[Data listing]
#####
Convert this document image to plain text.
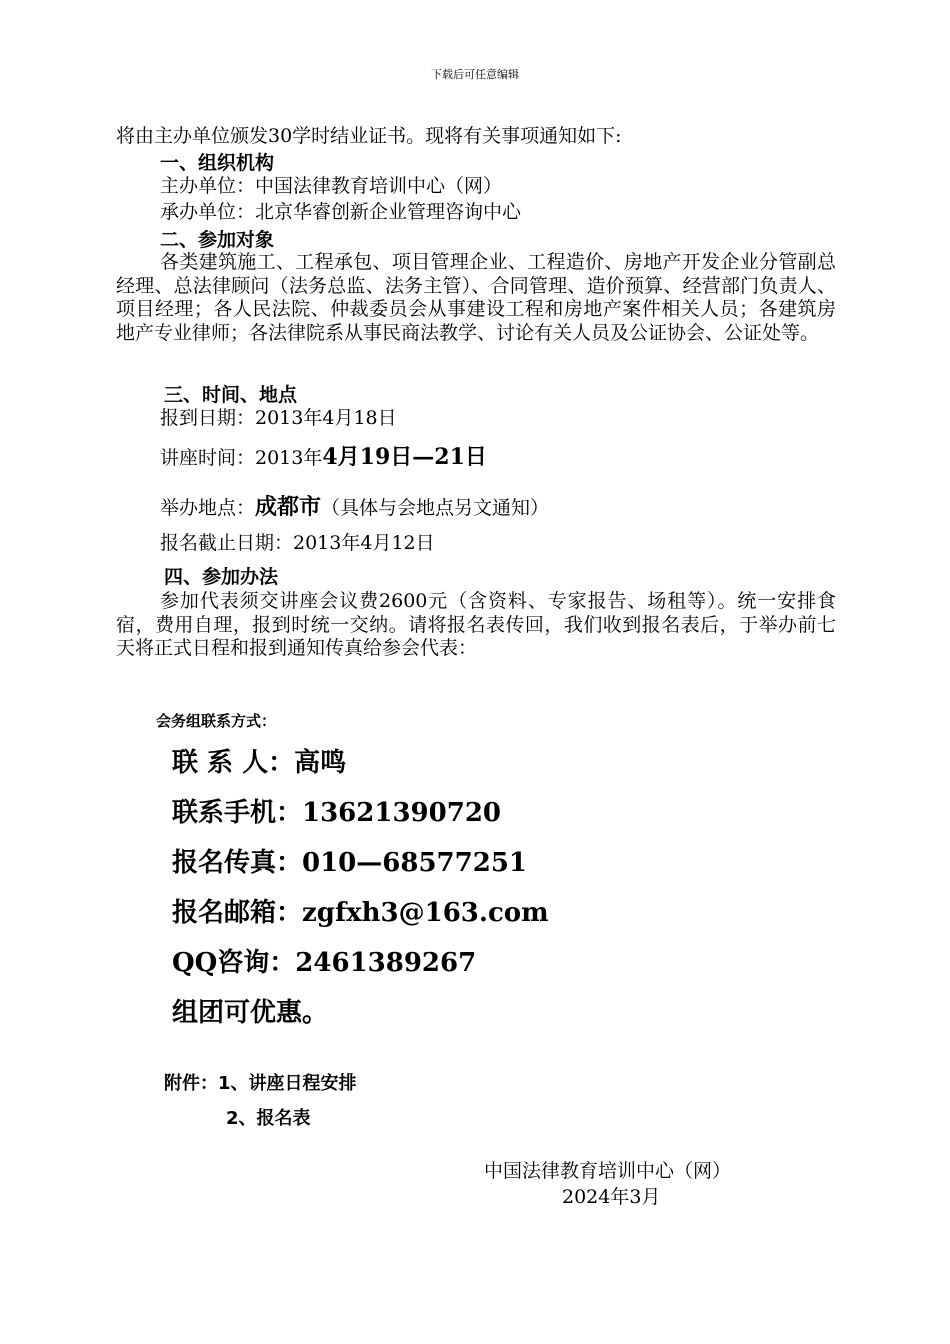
下载后可任意编辑
将由主办单位颁发30学时结业证书。现将有关事项通知如下:
一、组织机构
主办单位：中国法律教育培训中心（网）
承办单位：北京华睿创新企业管理咨询中心
二、参加对象
各类建筑施工、工程承包、项目管理企业、工程造价、房地产开发企业分管副总经理、总法律顾问（法务总监、法务主管）、合同管理、造价预算、经营部门负责人、项目经理；各人民法院、仲裁委员会从事建设工程和房地产案件相关人员；各建筑房地产专业律师；各法律院系从事民商法教学、讨论有关人员及公证协会、公证处等。
三、时间、地点
报到日期：2013年4月18日
讲座时间：2013年4月19日—21日
举办地点：成都市（具体与会地点另文通知）
报名截止日期：2013年4月12日
四、参加办法
参加代表须交讲座会议费2600元（含资料、专家报告、场租等）。统一安排食宿，费用自理，报到时统一交纳。请将报名表传回，我们收到报名表后，于举办前七天将正式日程和报到通知传真给参会代表：
会务组联系方式：
联 系 人：高鸣
联系手机：13621390720
报名传真：010—68577251
报名邮箱：zgfxh3@163.com
QQ咨询：2461389267
组团可优惠。
附件：1、讲座日程安排
2、报名表
中国法律教育培训中心（网）
2024年3月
#####
WHAT YOU SHOULD DO >>
Transcribe the listing in full and omit the pictures.

ANSWER TO THE TASK >>
Convert this document image to plain text.
下载后可任意编辑
将由主办单位颁发30学时结业证书。现将有关事项通知如下:
一、组织机构
主办单位：中国法律教育培训中心（网）
承办单位：北京华睿创新企业管理咨询中心
二、参加对象
各类建筑施工、工程承包、项目管理企业、工程造价、房地产开发企业分管副总经理、总法律顾问（法务总监、法务主管）、合同管理、造价预算、经营部门负责人、项目经理；各人民法院、仲裁委员会从事建设工程和房地产案件相关人员；各建筑房地产专业律师；各法律院系从事民商法教学、讨论有关人员及公证协会、公证处等。
三、时间、地点
报到日期：2013年4月18日
讲座时间：2013年4月19日—21日
举办地点：成都市（具体与会地点另文通知）
报名截止日期：2013年4月12日
四、参加办法
参加代表须交讲座会议费2600元（含资料、专家报告、场租等）。统一安排食宿，费用自理，报到时统一交纳。请将报名表传回，我们收到报名表后，于举办前七天将正式日程和报到通知传真给参会代表：
会务组联系方式：
联 系 人：高鸣
联系手机：13621390720
报名传真：010—68577251
报名邮箱：zgfxh3@163.com
QQ咨询：2461389267
组团可优惠。
附件：1、讲座日程安排
2、报名表
中国法律教育培训中心（网）
2024年3月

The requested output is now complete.